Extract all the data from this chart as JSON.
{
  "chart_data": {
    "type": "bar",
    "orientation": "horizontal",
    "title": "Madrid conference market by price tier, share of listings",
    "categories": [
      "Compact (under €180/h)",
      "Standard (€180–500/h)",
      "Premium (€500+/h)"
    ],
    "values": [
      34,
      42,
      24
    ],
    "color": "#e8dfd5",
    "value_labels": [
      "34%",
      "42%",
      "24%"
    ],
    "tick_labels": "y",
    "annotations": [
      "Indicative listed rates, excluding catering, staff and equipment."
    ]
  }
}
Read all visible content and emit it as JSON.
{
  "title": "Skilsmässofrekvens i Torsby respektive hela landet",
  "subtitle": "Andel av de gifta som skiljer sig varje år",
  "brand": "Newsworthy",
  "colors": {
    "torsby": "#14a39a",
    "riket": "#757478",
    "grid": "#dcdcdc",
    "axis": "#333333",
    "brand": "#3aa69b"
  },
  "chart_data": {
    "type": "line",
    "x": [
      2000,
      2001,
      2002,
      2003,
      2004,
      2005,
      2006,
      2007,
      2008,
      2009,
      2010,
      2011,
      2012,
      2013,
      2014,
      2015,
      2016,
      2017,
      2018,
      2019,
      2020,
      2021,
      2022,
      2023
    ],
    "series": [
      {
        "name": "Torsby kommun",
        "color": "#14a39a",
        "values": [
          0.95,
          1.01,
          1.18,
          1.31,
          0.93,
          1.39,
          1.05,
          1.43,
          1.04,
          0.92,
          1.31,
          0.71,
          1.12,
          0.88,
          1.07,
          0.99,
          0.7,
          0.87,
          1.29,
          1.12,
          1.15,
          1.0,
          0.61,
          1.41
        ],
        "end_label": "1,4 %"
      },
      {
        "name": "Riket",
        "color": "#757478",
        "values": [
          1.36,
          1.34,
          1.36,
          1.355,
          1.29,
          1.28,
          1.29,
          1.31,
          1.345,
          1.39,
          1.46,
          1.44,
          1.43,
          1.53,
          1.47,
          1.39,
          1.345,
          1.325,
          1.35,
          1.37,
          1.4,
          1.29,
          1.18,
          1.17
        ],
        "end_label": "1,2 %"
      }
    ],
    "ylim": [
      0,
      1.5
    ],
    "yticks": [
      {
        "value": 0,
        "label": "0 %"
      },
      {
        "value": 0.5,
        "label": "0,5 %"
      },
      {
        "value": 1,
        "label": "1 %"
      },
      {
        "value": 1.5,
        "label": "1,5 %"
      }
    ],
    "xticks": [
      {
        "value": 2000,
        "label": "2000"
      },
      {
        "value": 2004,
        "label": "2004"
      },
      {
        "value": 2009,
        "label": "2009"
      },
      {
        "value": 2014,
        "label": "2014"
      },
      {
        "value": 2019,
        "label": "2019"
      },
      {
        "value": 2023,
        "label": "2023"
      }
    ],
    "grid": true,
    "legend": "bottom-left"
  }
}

> _YOUR GOAL_: Extract the complete set of records unchanged.

> _EXERCISE RESPONSE_:
Extract all the data from this chart as JSON.
{
  "chart_data": {
    "type": "bar",
    "orientation": "horizontal",
    "title": "Madrid conference market by price tier, share of listings",
    "categories": [
      "Compact (under €180/h)",
      "Standard (€180–500/h)",
      "Premium (€500+/h)"
    ],
    "values": [
      34,
      42,
      24
    ],
    "color": "#e8dfd5",
    "value_labels": [
      "34%",
      "42%",
      "24%"
    ],
    "tick_labels": "y",
    "annotations": [
      "Indicative listed rates, excluding catering, staff and equipment."
    ]
  }
}
Read all visible content and emit it as JSON.
{
  "title": "Skilsmässofrekvens i Torsby respektive hela landet",
  "subtitle": "Andel av de gifta som skiljer sig varje år",
  "brand": "Newsworthy",
  "colors": {
    "torsby": "#14a39a",
    "riket": "#757478",
    "grid": "#dcdcdc",
    "axis": "#333333",
    "brand": "#3aa69b"
  },
  "chart_data": {
    "type": "line",
    "x": [
      2000,
      2001,
      2002,
      2003,
      2004,
      2005,
      2006,
      2007,
      2008,
      2009,
      2010,
      2011,
      2012,
      2013,
      2014,
      2015,
      2016,
      2017,
      2018,
      2019,
      2020,
      2021,
      2022,
      2023
    ],
    "series": [
      {
        "name": "Torsby kommun",
        "color": "#14a39a",
        "values": [
          0.95,
          1.01,
          1.18,
          1.31,
          0.93,
          1.39,
          1.05,
          1.43,
          1.04,
          0.92,
          1.31,
          0.71,
          1.12,
          0.88,
          1.07,
          0.99,
          0.7,
          0.87,
          1.29,
          1.12,
          1.15,
          1.0,
          0.61,
          1.41
        ],
        "end_label": "1,4 %"
      },
      {
        "name": "Riket",
        "color": "#757478",
        "values": [
          1.36,
          1.34,
          1.36,
          1.355,
          1.29,
          1.28,
          1.29,
          1.31,
          1.345,
          1.39,
          1.46,
          1.44,
          1.43,
          1.53,
          1.47,
          1.39,
          1.345,
          1.325,
          1.35,
          1.37,
          1.4,
          1.29,
          1.18,
          1.17
        ],
        "end_label": "1,2 %"
      }
    ],
    "ylim": [
      0,
      1.5
    ],
    "yticks": [
      {
        "value": 0,
        "label": "0 %"
      },
      {
        "value": 0.5,
        "label": "0,5 %"
      },
      {
        "value": 1,
        "label": "1 %"
      },
      {
        "value": 1.5,
        "label": "1,5 %"
      }
    ],
    "xticks": [
      {
        "value": 2000,
        "label": "2000"
      },
      {
        "value": 2004,
        "label": "2004"
      },
      {
        "value": 2009,
        "label": "2009"
      },
      {
        "value": 2014,
        "label": "2014"
      },
      {
        "value": 2019,
        "label": "2019"
      },
      {
        "value": 2023,
        "label": "2023"
      }
    ],
    "grid": true,
    "legend": "bottom-left"
  }
}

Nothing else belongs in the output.